* [PROVIDED MATERIAL]:
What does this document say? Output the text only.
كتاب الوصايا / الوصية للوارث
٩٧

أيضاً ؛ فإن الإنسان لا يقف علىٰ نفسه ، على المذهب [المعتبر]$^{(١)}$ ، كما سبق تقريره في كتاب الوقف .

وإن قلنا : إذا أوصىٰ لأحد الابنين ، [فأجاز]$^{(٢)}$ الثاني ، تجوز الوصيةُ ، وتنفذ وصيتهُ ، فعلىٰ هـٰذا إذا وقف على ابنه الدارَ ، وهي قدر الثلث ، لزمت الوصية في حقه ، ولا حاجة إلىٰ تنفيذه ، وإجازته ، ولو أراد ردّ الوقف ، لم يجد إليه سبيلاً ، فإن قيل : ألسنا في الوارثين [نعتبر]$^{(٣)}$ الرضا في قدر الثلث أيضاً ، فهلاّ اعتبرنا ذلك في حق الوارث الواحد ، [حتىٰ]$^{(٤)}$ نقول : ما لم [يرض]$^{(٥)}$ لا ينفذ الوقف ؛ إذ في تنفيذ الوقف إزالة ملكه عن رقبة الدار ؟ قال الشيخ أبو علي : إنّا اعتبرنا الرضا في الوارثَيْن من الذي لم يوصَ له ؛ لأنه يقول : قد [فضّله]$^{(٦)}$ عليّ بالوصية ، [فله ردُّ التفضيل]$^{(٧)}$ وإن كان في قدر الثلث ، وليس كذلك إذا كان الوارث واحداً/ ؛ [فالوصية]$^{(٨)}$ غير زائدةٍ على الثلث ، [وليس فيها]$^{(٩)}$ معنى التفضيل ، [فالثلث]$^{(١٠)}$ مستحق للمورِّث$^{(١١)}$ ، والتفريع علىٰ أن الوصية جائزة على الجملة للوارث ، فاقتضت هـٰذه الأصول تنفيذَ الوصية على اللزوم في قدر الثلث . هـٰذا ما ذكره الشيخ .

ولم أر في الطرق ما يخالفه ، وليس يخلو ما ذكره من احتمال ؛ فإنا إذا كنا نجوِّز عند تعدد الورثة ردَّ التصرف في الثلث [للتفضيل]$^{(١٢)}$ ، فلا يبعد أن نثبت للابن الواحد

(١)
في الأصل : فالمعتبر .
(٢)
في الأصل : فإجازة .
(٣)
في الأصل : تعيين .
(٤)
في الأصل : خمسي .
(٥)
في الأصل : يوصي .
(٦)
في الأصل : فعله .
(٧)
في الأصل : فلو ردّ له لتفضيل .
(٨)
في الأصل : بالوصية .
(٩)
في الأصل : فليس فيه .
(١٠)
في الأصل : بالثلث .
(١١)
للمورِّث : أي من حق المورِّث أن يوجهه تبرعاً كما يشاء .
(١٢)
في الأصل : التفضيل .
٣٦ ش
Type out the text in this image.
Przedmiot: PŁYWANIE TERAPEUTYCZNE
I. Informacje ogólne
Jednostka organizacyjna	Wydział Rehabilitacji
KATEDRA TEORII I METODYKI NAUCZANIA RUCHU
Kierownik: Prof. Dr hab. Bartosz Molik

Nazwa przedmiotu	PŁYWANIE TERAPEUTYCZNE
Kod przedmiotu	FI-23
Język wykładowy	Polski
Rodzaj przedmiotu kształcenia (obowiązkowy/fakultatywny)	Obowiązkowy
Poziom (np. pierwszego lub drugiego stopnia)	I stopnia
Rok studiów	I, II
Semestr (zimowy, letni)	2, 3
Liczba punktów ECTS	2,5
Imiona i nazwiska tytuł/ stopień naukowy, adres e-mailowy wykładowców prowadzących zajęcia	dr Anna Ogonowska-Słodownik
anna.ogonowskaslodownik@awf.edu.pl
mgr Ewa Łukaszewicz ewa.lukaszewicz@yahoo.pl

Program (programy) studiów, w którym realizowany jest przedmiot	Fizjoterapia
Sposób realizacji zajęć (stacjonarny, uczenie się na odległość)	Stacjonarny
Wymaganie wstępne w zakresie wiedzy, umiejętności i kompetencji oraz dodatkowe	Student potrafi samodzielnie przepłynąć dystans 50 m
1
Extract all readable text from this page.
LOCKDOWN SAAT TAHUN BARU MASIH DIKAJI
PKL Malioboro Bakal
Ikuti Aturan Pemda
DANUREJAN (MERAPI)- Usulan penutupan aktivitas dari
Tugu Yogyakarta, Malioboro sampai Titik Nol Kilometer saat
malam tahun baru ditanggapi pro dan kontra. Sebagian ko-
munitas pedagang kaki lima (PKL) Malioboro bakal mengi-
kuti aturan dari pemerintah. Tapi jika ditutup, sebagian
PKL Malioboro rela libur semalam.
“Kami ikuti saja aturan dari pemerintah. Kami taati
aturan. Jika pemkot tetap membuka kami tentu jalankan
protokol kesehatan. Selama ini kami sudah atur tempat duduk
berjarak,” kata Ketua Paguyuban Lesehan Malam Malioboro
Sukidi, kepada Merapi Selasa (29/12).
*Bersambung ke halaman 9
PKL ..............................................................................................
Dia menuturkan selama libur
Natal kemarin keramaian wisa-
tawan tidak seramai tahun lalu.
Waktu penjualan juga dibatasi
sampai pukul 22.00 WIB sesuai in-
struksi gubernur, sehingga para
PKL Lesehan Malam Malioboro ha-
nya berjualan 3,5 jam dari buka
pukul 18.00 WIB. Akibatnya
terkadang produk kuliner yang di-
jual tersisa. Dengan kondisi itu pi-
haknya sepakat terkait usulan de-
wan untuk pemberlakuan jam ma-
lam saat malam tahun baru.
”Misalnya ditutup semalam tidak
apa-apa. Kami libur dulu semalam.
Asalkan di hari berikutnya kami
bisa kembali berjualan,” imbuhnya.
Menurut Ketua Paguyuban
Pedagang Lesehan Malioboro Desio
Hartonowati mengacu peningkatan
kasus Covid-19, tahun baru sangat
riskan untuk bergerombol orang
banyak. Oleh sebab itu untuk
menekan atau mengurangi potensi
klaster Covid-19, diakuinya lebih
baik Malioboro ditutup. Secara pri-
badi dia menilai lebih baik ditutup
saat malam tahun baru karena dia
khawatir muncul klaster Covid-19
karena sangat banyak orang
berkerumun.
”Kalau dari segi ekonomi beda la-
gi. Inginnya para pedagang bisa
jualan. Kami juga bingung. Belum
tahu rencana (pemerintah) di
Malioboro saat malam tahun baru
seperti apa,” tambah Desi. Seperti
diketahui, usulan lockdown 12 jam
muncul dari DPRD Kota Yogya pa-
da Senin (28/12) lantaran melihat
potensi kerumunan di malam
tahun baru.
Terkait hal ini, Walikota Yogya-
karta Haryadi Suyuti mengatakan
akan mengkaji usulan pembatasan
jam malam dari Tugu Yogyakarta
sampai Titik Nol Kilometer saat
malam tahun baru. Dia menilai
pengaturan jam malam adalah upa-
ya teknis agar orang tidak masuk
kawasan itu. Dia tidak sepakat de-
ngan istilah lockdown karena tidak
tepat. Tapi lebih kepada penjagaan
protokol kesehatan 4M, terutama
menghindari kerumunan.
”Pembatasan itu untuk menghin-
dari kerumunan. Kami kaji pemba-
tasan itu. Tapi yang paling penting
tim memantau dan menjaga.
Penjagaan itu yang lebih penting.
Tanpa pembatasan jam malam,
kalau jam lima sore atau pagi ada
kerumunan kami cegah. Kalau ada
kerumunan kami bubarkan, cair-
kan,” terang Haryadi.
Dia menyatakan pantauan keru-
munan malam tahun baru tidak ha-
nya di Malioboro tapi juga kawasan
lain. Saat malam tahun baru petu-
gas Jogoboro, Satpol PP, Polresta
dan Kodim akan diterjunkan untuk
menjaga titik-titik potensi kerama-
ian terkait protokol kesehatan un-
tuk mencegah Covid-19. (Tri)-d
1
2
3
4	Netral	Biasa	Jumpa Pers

* [TASK DETAILS]: Using the records above, pull out each line where the word "bisa" occurs.

* [EXERCISE RESPONSE]:
bisa kembali berjualan,” imbuhnya.
gi. Inginnya para pedagang bisa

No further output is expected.